* What you need to do
Your task is to copy the material exactly.

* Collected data
____
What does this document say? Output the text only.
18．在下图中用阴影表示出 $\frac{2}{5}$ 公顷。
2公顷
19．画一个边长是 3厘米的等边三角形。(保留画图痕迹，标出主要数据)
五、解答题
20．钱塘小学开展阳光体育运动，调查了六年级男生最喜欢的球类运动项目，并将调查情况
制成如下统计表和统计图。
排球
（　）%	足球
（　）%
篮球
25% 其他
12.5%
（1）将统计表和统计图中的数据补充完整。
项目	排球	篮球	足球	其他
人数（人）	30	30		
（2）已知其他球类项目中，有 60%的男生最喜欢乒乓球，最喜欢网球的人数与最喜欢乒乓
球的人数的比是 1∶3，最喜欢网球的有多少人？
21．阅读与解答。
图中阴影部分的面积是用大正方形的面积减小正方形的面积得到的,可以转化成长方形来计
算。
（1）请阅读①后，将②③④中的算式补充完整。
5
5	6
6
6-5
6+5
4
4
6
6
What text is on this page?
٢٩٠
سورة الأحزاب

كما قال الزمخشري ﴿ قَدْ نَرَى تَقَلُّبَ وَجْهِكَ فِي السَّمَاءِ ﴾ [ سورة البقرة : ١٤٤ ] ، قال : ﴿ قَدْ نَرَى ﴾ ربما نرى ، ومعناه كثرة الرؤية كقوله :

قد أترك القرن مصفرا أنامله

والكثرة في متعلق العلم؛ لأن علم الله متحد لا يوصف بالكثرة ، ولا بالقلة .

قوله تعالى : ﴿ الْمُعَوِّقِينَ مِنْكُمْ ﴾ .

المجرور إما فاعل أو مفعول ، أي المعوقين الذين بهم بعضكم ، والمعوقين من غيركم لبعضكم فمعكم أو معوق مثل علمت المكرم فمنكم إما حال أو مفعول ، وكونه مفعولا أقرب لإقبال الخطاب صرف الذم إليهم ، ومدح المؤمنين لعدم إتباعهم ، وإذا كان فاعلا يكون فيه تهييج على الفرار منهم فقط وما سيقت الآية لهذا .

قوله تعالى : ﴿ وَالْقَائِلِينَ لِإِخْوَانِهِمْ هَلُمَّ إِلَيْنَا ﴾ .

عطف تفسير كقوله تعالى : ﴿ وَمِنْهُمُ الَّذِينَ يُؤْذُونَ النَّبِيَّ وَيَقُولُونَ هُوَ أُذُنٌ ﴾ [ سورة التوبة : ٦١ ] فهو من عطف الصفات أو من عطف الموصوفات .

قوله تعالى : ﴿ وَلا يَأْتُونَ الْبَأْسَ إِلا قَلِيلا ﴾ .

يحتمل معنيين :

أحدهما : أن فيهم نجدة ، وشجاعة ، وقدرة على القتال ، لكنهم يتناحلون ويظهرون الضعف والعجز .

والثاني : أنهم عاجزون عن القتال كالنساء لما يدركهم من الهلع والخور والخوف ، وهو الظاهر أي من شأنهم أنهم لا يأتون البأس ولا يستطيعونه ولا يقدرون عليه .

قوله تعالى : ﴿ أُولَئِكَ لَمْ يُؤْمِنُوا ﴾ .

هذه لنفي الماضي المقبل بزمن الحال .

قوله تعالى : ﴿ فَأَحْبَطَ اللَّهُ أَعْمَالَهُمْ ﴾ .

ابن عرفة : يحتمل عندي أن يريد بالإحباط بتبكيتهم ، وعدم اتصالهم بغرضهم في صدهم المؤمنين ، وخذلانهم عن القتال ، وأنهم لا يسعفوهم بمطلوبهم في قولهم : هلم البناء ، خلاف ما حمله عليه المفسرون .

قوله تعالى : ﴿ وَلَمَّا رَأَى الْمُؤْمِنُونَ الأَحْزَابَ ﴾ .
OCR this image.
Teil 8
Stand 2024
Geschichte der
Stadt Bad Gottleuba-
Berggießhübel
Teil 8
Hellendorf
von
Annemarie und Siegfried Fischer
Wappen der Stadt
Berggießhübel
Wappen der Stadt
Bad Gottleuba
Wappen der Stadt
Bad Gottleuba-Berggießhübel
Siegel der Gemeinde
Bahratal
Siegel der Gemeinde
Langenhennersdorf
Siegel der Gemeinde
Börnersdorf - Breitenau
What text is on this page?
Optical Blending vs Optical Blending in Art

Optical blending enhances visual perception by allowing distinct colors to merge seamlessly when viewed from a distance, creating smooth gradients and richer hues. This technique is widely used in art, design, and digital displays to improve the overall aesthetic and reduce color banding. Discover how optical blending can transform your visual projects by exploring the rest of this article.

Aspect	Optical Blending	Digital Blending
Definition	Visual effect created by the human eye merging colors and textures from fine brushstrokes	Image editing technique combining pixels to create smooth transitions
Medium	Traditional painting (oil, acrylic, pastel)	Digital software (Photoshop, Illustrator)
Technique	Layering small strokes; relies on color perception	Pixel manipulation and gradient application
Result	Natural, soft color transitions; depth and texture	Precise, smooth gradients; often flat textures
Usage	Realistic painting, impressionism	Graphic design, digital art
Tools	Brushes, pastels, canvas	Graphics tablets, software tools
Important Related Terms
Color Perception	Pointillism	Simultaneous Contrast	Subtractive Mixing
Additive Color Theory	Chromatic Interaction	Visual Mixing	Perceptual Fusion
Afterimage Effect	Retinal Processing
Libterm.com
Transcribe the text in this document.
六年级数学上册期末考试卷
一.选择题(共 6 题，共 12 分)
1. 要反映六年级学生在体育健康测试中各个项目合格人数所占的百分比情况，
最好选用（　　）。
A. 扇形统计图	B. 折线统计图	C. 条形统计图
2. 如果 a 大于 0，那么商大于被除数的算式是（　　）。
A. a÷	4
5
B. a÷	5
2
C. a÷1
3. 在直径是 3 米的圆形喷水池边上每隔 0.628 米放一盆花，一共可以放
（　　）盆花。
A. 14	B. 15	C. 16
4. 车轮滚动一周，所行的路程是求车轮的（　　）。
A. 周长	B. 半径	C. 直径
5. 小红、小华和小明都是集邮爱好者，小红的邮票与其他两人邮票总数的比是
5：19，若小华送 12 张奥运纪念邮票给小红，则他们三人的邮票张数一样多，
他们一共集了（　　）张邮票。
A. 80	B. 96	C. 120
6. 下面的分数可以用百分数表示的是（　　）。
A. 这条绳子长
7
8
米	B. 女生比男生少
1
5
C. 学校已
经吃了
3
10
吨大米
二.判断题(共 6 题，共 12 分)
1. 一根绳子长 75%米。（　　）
____
* Exercise output
What does this document say? Output the text only.
18．在下图中用阴影表示出 $\frac{2}{5}$ 公顷。
2公顷
19．画一个边长是 3厘米的等边三角形。(保留画图痕迹，标出主要数据)
五、解答题
20．钱塘小学开展阳光体育运动，调查了六年级男生最喜欢的球类运动项目，并将调查情况
制成如下统计表和统计图。
排球
（　）%	足球
（　）%
篮球
25% 其他
12.5%
（1）将统计表和统计图中的数据补充完整。
项目	排球	篮球	足球	其他
人数（人）	30	30		
（2）已知其他球类项目中，有 60%的男生最喜欢乒乓球，最喜欢网球的人数与最喜欢乒乓
球的人数的比是 1∶3，最喜欢网球的有多少人？
21．阅读与解答。
图中阴影部分的面积是用大正方形的面积减小正方形的面积得到的,可以转化成长方形来计
算。
（1）请阅读①后，将②③④中的算式补充完整。
5
5	6
6
6-5
6+5
4
4
6
6
What text is on this page?
٢٩٠
سورة الأحزاب

كما قال الزمخشري ﴿ قَدْ نَرَى تَقَلُّبَ وَجْهِكَ فِي السَّمَاءِ ﴾ [ سورة البقرة : ١٤٤ ] ، قال : ﴿ قَدْ نَرَى ﴾ ربما نرى ، ومعناه كثرة الرؤية كقوله :

قد أترك القرن مصفرا أنامله

والكثرة في متعلق العلم؛ لأن علم الله متحد لا يوصف بالكثرة ، ولا بالقلة .

قوله تعالى : ﴿ الْمُعَوِّقِينَ مِنْكُمْ ﴾ .

المجرور إما فاعل أو مفعول ، أي المعوقين الذين بهم بعضكم ، والمعوقين من غيركم لبعضكم فمعكم أو معوق مثل علمت المكرم فمنكم إما حال أو مفعول ، وكونه مفعولا أقرب لإقبال الخطاب صرف الذم إليهم ، ومدح المؤمنين لعدم إتباعهم ، وإذا كان فاعلا يكون فيه تهييج على الفرار منهم فقط وما سيقت الآية لهذا .

قوله تعالى : ﴿ وَالْقَائِلِينَ لِإِخْوَانِهِمْ هَلُمَّ إِلَيْنَا ﴾ .

عطف تفسير كقوله تعالى : ﴿ وَمِنْهُمُ الَّذِينَ يُؤْذُونَ النَّبِيَّ وَيَقُولُونَ هُوَ أُذُنٌ ﴾ [ سورة التوبة : ٦١ ] فهو من عطف الصفات أو من عطف الموصوفات .

قوله تعالى : ﴿ وَلا يَأْتُونَ الْبَأْسَ إِلا قَلِيلا ﴾ .

يحتمل معنيين :

أحدهما : أن فيهم نجدة ، وشجاعة ، وقدرة على القتال ، لكنهم يتناحلون ويظهرون الضعف والعجز .

والثاني : أنهم عاجزون عن القتال كالنساء لما يدركهم من الهلع والخور والخوف ، وهو الظاهر أي من شأنهم أنهم لا يأتون البأس ولا يستطيعونه ولا يقدرون عليه .

قوله تعالى : ﴿ أُولَئِكَ لَمْ يُؤْمِنُوا ﴾ .

هذه لنفي الماضي المقبل بزمن الحال .

قوله تعالى : ﴿ فَأَحْبَطَ اللَّهُ أَعْمَالَهُمْ ﴾ .

ابن عرفة : يحتمل عندي أن يريد بالإحباط بتبكيتهم ، وعدم اتصالهم بغرضهم في صدهم المؤمنين ، وخذلانهم عن القتال ، وأنهم لا يسعفوهم بمطلوبهم في قولهم : هلم البناء ، خلاف ما حمله عليه المفسرون .

قوله تعالى : ﴿ وَلَمَّا رَأَى الْمُؤْمِنُونَ الأَحْزَابَ ﴾ .
OCR this image.
Teil 8
Stand 2024
Geschichte der
Stadt Bad Gottleuba-
Berggießhübel
Teil 8
Hellendorf
von
Annemarie und Siegfried Fischer
Wappen der Stadt
Berggießhübel
Wappen der Stadt
Bad Gottleuba
Wappen der Stadt
Bad Gottleuba-Berggießhübel
Siegel der Gemeinde
Bahratal
Siegel der Gemeinde
Langenhennersdorf
Siegel der Gemeinde
Börnersdorf - Breitenau
What text is on this page?
Optical Blending vs Optical Blending in Art

Optical blending enhances visual perception by allowing distinct colors to merge seamlessly when viewed from a distance, creating smooth gradients and richer hues. This technique is widely used in art, design, and digital displays to improve the overall aesthetic and reduce color banding. Discover how optical blending can transform your visual projects by exploring the rest of this article.

Aspect	Optical Blending	Digital Blending
Definition	Visual effect created by the human eye merging colors and textures from fine brushstrokes	Image editing technique combining pixels to create smooth transitions
Medium	Traditional painting (oil, acrylic, pastel)	Digital software (Photoshop, Illustrator)
Technique	Layering small strokes; relies on color perception	Pixel manipulation and gradient application
Result	Natural, soft color transitions; depth and texture	Precise, smooth gradients; often flat textures
Usage	Realistic painting, impressionism	Graphic design, digital art
Tools	Brushes, pastels, canvas	Graphics tablets, software tools
Important Related Terms
Color Perception	Pointillism	Simultaneous Contrast	Subtractive Mixing
Additive Color Theory	Chromatic Interaction	Visual Mixing	Perceptual Fusion
Afterimage Effect	Retinal Processing
Libterm.com
Transcribe the text in this document.
六年级数学上册期末考试卷
一.选择题(共 6 题，共 12 分)
1. 要反映六年级学生在体育健康测试中各个项目合格人数所占的百分比情况，
最好选用（　　）。
A. 扇形统计图	B. 折线统计图	C. 条形统计图
2. 如果 a 大于 0，那么商大于被除数的算式是（　　）。
A. a÷	4
5
B. a÷	5
2
C. a÷1
3. 在直径是 3 米的圆形喷水池边上每隔 0.628 米放一盆花，一共可以放
（　　）盆花。
A. 14	B. 15	C. 16
4. 车轮滚动一周，所行的路程是求车轮的（　　）。
A. 周长	B. 半径	C. 直径
5. 小红、小华和小明都是集邮爱好者，小红的邮票与其他两人邮票总数的比是
5：19，若小华送 12 张奥运纪念邮票给小红，则他们三人的邮票张数一样多，
他们一共集了（　　）张邮票。
A. 80	B. 96	C. 120
6. 下面的分数可以用百分数表示的是（　　）。
A. 这条绳子长
7
8
米	B. 女生比男生少
1
5
C. 学校已
经吃了
3
10
吨大米
二.判断题(共 6 题，共 12 分)
1. 一根绳子长 75%米。（　　）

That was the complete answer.